== Excerpted text ==
MOORESVILLE, N.C. -- Colin Fambrough spent much of Tuesday evening showing off the large championship ring he earned last year as part of Brad Keselowski's pit crew.


Had it not been for the NASCAR Technical Institute, he probably wouldn't have it.


"I wouldn't be where I am without this place," said the 2005 NTI graduate. "It offered really good options for me. I was able to tell my parents, 'Look -- if the NASCAR thing doesn't work out, I've got all this training to go into a manufacturer program, and I can go to work for Ford or BMW or something like that.' So it gave me a viable career path if racing didn't work out. Fortunately for me, racing did work out."


Fambrough is hardly alone there. The No. 2 team's rear tire changer was one of several graduates gathered to celebrate the 10 years of the NASCAR Technical Institute, which has placed more than 5,000 of its former students in the automotive and motorsports industries since opening its doors a decade ago in a partnership between NASCAR and Universal Technical Institute.

[Element-and-box listings]
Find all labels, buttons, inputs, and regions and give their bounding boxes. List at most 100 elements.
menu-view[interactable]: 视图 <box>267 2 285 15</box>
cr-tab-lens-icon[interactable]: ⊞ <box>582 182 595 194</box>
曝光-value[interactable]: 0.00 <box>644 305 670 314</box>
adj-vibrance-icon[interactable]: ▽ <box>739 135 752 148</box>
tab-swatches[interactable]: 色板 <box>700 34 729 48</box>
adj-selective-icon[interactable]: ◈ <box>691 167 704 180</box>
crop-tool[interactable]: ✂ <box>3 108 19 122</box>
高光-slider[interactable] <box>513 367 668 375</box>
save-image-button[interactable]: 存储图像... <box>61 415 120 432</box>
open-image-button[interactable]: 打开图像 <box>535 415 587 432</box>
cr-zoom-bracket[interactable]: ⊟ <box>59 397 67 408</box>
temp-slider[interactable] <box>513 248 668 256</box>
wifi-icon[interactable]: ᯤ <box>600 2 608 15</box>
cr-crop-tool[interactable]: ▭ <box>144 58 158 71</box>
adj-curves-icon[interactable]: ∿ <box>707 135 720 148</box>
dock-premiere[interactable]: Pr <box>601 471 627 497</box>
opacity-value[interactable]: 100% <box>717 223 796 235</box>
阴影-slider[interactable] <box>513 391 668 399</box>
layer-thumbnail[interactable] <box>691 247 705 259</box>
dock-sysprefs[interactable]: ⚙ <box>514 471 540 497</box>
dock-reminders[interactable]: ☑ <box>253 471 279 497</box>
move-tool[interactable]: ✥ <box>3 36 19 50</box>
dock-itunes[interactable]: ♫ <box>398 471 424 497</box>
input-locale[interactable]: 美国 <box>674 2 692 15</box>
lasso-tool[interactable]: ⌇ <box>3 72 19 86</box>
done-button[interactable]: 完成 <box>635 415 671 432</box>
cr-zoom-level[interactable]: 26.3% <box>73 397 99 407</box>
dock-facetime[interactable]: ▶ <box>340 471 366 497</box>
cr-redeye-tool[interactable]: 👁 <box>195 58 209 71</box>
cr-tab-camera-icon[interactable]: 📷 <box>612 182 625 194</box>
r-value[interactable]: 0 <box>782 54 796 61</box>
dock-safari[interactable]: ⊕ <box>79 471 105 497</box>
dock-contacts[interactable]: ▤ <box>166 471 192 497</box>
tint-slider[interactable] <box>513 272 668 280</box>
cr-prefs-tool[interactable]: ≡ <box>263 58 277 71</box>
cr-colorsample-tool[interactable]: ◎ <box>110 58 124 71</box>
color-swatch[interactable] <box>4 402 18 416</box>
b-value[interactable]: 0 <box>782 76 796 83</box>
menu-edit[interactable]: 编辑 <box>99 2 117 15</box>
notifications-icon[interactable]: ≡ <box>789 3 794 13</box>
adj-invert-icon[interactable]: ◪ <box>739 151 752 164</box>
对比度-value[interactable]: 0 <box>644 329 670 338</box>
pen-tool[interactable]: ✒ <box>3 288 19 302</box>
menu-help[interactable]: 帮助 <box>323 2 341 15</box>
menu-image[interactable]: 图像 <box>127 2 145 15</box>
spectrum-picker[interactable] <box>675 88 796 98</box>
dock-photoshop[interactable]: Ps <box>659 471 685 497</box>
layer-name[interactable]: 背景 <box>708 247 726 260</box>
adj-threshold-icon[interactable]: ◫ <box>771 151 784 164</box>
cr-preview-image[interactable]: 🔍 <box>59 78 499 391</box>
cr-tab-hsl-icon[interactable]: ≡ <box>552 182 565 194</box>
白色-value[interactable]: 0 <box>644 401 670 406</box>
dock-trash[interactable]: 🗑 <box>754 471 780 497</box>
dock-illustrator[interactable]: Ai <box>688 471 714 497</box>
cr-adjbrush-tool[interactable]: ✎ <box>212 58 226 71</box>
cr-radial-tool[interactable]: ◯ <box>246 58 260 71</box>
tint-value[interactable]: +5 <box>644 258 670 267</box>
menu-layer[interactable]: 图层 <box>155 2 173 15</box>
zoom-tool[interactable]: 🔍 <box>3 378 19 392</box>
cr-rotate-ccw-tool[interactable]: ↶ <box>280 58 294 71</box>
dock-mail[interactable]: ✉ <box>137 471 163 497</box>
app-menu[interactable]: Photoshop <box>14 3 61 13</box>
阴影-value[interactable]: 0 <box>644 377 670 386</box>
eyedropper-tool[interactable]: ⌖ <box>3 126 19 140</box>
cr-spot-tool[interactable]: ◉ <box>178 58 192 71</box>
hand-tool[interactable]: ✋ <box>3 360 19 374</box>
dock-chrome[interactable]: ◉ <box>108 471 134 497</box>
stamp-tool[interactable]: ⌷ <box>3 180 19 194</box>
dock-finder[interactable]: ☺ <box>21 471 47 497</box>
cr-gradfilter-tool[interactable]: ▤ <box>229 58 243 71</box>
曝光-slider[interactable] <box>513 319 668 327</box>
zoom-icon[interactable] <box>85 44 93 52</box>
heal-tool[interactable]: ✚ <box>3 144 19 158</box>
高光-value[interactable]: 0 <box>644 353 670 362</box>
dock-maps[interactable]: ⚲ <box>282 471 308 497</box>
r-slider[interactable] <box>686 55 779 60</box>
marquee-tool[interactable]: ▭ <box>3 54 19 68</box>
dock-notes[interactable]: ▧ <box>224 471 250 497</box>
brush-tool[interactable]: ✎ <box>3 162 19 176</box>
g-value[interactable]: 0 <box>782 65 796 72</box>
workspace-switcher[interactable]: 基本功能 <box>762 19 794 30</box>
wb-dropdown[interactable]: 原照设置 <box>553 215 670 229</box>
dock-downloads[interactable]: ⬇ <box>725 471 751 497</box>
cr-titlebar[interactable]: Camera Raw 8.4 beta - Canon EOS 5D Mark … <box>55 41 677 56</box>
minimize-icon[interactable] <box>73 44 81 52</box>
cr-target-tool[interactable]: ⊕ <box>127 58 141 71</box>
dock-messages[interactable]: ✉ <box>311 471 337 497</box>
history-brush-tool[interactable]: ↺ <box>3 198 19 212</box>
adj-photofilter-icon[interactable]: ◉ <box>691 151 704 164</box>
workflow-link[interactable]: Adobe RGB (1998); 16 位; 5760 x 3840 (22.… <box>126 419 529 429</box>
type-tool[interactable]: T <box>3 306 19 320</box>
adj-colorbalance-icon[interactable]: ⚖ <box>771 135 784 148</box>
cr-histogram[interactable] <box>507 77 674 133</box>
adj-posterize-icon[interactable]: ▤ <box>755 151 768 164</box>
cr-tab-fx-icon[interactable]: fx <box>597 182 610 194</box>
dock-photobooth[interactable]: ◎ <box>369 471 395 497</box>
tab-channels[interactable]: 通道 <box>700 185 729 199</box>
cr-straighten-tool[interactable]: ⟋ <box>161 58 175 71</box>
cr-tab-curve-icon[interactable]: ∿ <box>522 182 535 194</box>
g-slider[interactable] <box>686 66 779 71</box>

== Problems to solve ==
(a) In the article on the NASCAR Technical Institute, print the passage from "Had it not been" to "Universal Technical Institute.".
(b) Name every organization or company mentioned by name in the article on the NASCAR Technical Institute.
(c) Go on with the article on the NASCAR Technical Institute from the point where it stops.

== Answers to the exercises ==
(a)
Had it not been for the NASCAR Technical Institute, he probably wouldn't have it.


"I wouldn't be where I am without this place," said the 2005 NTI graduate. "It offered really good options for me. I was able to tell my parents, 'Look -- if the NASCAR thing doesn't work out, I've got all this training to go into a manufacturer program, and I can go to work for Ford or BMW or something like that.' So it gave me a viable career path if racing didn't work out. Fortunately for me, racing did work out."


Fambrough is hardly alone there. The No. 2 team's rear tire changer was one of several graduates gathered to celebrate the 10 years of the NASCAR Technical Institute, which has placed more than 5,000 of its former students in the automotive and motorsports industries since opening its doors a decade ago in a partnership between NASCAR and Universal Technical Institute.

(b) NASCAR Technical Institute, NASCAR, Universal Technical Institute, Ford, BMW

(c)
"It's one of our best-kept secrets, almost, that people go up and down Interstate 77 and they see NTI on the side of the building," said NASCAR President Mike Helton. "But until you get inside and really see what UTI has made out of NASCAR Technical Institute, and now the heritage that it's built -- it's one of our best-kept secrets in some regard. The race shops, the race teams, the automotive peripheral businesses that complement NASCAR's motorsports efforts, certainly have recognized NTI as a place to go for resources when it comes to employees and everything."


NTI opened in 2002 as a joint effort between NASCAR and Arizona-based UTI, which operates 11 different technical campuses across the U.S. The 146,000-square-foot campus sits in the heart of racing country, in the same business park as race shops like JR Motorsports and Red Horse Racing. In August of 2003, it produced its first graduating class, and a week later had its first graduate find a job in the NASCAR industry, with the engine shop at Robert Yates Racing.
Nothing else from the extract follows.